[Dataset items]
____

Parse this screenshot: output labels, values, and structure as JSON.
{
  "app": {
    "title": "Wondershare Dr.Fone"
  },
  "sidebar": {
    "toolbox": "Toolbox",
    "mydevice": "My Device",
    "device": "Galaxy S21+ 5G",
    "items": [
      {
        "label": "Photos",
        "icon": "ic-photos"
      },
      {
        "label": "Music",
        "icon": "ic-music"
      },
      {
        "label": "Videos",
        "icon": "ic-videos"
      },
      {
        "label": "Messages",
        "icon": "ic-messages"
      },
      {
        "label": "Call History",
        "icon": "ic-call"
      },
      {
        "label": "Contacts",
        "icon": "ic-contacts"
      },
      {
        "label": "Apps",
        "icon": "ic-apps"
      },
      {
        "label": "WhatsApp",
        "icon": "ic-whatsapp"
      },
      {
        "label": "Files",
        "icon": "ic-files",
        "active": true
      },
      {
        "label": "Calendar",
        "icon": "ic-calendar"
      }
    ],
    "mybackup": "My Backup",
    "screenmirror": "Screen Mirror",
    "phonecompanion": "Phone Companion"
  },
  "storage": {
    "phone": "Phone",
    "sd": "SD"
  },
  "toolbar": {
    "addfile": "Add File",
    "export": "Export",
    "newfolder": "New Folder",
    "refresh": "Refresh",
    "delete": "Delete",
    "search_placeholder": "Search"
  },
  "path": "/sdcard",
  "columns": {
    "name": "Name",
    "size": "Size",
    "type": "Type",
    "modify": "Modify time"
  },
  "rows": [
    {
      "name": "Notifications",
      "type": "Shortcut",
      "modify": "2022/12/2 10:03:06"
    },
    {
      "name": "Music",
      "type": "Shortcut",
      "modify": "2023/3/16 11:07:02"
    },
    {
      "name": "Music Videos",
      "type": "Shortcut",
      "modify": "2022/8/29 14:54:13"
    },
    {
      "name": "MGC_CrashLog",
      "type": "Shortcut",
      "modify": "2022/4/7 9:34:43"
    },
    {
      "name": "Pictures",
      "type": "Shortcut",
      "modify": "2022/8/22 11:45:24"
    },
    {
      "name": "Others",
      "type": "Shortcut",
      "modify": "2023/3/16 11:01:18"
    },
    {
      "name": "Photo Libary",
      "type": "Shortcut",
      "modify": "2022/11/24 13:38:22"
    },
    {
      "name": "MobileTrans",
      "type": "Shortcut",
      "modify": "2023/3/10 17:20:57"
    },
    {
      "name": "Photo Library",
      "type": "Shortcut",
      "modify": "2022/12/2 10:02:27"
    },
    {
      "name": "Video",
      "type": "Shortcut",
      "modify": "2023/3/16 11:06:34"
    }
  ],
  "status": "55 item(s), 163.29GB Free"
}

____

[Task brief] Restate the records, all of them, precisely as written.

[Solution to this problem]
Parse this screenshot: output labels, values, and structure as JSON.
{
  "app": {
    "title": "Wondershare Dr.Fone"
  },
  "sidebar": {
    "toolbox": "Toolbox",
    "mydevice": "My Device",
    "device": "Galaxy S21+ 5G",
    "items": [
      {
        "label": "Photos",
        "icon": "ic-photos"
      },
      {
        "label": "Music",
        "icon": "ic-music"
      },
      {
        "label": "Videos",
        "icon": "ic-videos"
      },
      {
        "label": "Messages",
        "icon": "ic-messages"
      },
      {
        "label": "Call History",
        "icon": "ic-call"
      },
      {
        "label": "Contacts",
        "icon": "ic-contacts"
      },
      {
        "label": "Apps",
        "icon": "ic-apps"
      },
      {
        "label": "WhatsApp",
        "icon": "ic-whatsapp"
      },
      {
        "label": "Files",
        "icon": "ic-files",
        "active": true
      },
      {
        "label": "Calendar",
        "icon": "ic-calendar"
      }
    ],
    "mybackup": "My Backup",
    "screenmirror": "Screen Mirror",
    "phonecompanion": "Phone Companion"
  },
  "storage": {
    "phone": "Phone",
    "sd": "SD"
  },
  "toolbar": {
    "addfile": "Add File",
    "export": "Export",
    "newfolder": "New Folder",
    "refresh": "Refresh",
    "delete": "Delete",
    "search_placeholder": "Search"
  },
  "path": "/sdcard",
  "columns": {
    "name": "Name",
    "size": "Size",
    "type": "Type",
    "modify": "Modify time"
  },
  "rows": [
    {
      "name": "Notifications",
      "type": "Shortcut",
      "modify": "2022/12/2 10:03:06"
    },
    {
      "name": "Music",
      "type": "Shortcut",
      "modify": "2023/3/16 11:07:02"
    },
    {
      "name": "Music Videos",
      "type": "Shortcut",
      "modify": "2022/8/29 14:54:13"
    },
    {
      "name": "MGC_CrashLog",
      "type": "Shortcut",
      "modify": "2022/4/7 9:34:43"
    },
    {
      "name": "Pictures",
      "type": "Shortcut",
      "modify": "2022/8/22 11:45:24"
    },
    {
      "name": "Others",
      "type": "Shortcut",
      "modify": "2023/3/16 11:01:18"
    },
    {
      "name": "Photo Libary",
      "type": "Shortcut",
      "modify": "2022/11/24 13:38:22"
    },
    {
      "name": "MobileTrans",
      "type": "Shortcut",
      "modify": "2023/3/10 17:20:57"
    },
    {
      "name": "Photo Library",
      "type": "Shortcut",
      "modify": "2022/12/2 10:02:27"
    },
    {
      "name": "Video",
      "type": "Shortcut",
      "modify": "2023/3/16 11:06:34"
    }
  ],
  "status": "55 item(s), 163.29GB Free"
}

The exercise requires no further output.